Do this:
Images do not belong in the copy. Retype all the entries below exactly.
__________________________________________________
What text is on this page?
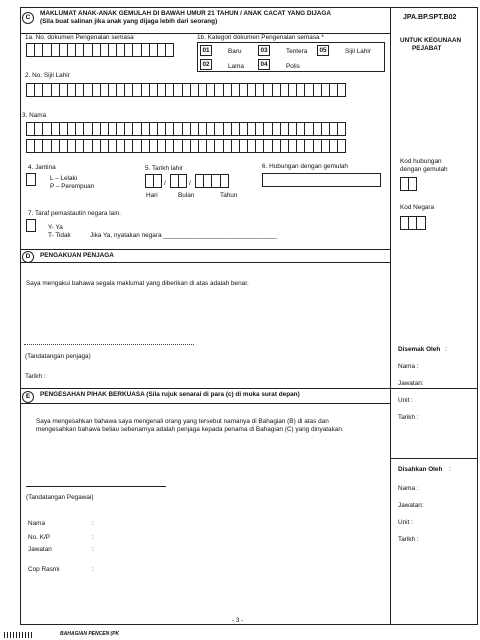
C
MAKLUMAT ANAK-ANAK GEMULAH DI BAWAH UMUR 21 TAHUN / ANAK CACAT YANG DIJAGA
(Sila buat salinan jika anak yang dijaga lebih dari seorang)
JPA.BP.SPT.B02
UNTUK KEGUNAAN
PEJABAT
1a. No. dokumen Pengenalan semasa	1b. Kategori dokumen Pengenalan semasa *
01	Baru	03	Tentera	05	Sijil Lahir
02	Lama	04	Polis
2. No. Sijil Lahir
3. Nama
4. Jantina
L – Lelaki
P – Perempuan
5. Tarikh lahir
/	/
Hari	Bulan	Tahun
6. Hubungan dengan gemulah
Kod hubungan
dengan gemulah
7. Taraf pemastautin negara lain.
Y- Ya
T- Tidak	Jika Ya, nyatakan negara ________________________________
Kod Negara
D	PENGAKUAN PENJAGA
Saya mengakui bahawa segala maklumat yang diberikan di atas adalah benar.
(Tandatangan penjaga)
Tarikh :
Disemak Oleh :
Nama :
Jawatan:
Unit :
Tarikh :
E	PENGESAHAN PIHAK BERKUASA (Sila rujuk senarai di para (c) di muka surat depan)
Saya mengesahkan bahawa saya mengenali orang yang tersebut namanya di Bahagian (B) di atas dan
mengesahkan bahawa beliau sebenarnya adalah penjaga kepada penama di Bahagian (C) yang dinyatakan.
(Tandatangan Pegawai)
Nama	:
No. K/P	:
Jawatan	:
Cop Rasmi	:
Disahkan Oleh :
Nama :
Jawatan:
Unit :
Tarikh :
- 3 -
BAHAGIAN PENCEN (PK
__________________________________________________
Exercise output:
What text is on this page?
C
MAKLUMAT ANAK-ANAK GEMULAH DI BAWAH UMUR 21 TAHUN / ANAK CACAT YANG DIJAGA
(Sila buat salinan jika anak yang dijaga lebih dari seorang)
JPA.BP.SPT.B02
UNTUK KEGUNAAN
PEJABAT
1a. No. dokumen Pengenalan semasa	1b. Kategori dokumen Pengenalan semasa *
01	Baru	03	Tentera	05	Sijil Lahir
02	Lama	04	Polis
2. No. Sijil Lahir
3. Nama
4. Jantina
L – Lelaki
P – Perempuan
5. Tarikh lahir
/	/
Hari	Bulan	Tahun
6. Hubungan dengan gemulah
Kod hubungan
dengan gemulah
7. Taraf pemastautin negara lain.
Y- Ya
T- Tidak	Jika Ya, nyatakan negara ________________________________
Kod Negara
D	PENGAKUAN PENJAGA
Saya mengakui bahawa segala maklumat yang diberikan di atas adalah benar.
(Tandatangan penjaga)
Tarikh :
Disemak Oleh :
Nama :
Jawatan:
Unit :
Tarikh :
E	PENGESAHAN PIHAK BERKUASA (Sila rujuk senarai di para (c) di muka surat depan)
Saya mengesahkan bahawa saya mengenali orang yang tersebut namanya di Bahagian (B) di atas dan
mengesahkan bahawa beliau sebenarnya adalah penjaga kepada penama di Bahagian (C) yang dinyatakan.
(Tandatangan Pegawai)
Nama	:
No. K/P	:
Jawatan	:
Cop Rasmi	:
Disahkan Oleh :
Nama :
Jawatan:
Unit :
Tarikh :
- 3 -
BAHAGIAN PENCEN (PK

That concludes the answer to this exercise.